<<<<

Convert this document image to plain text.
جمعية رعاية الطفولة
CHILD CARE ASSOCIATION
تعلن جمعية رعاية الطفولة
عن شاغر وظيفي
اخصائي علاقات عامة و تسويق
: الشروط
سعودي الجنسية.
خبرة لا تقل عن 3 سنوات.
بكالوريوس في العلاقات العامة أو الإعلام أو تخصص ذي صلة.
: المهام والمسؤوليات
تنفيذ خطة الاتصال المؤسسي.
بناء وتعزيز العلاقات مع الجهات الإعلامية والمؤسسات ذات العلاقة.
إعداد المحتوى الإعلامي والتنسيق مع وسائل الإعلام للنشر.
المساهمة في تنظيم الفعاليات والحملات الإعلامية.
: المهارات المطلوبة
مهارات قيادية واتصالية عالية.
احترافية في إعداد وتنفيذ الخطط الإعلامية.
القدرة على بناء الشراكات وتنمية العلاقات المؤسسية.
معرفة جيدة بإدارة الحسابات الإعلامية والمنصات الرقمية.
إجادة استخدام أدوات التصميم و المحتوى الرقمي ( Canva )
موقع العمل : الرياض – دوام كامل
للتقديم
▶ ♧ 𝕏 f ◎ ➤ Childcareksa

>>>>

| What the task requires |
Copy out each line in the listing that has the word "العلاقات".

| Solution to the exercise |
بكالوريوس في العلاقات العامة أو الإعلام أو تخصص ذي صلة.
بناء وتعزيز العلاقات مع الجهات الإعلامية والمؤسسات ذات العلاقة.
القدرة على بناء الشراكات وتنمية العلاقات المؤسسية.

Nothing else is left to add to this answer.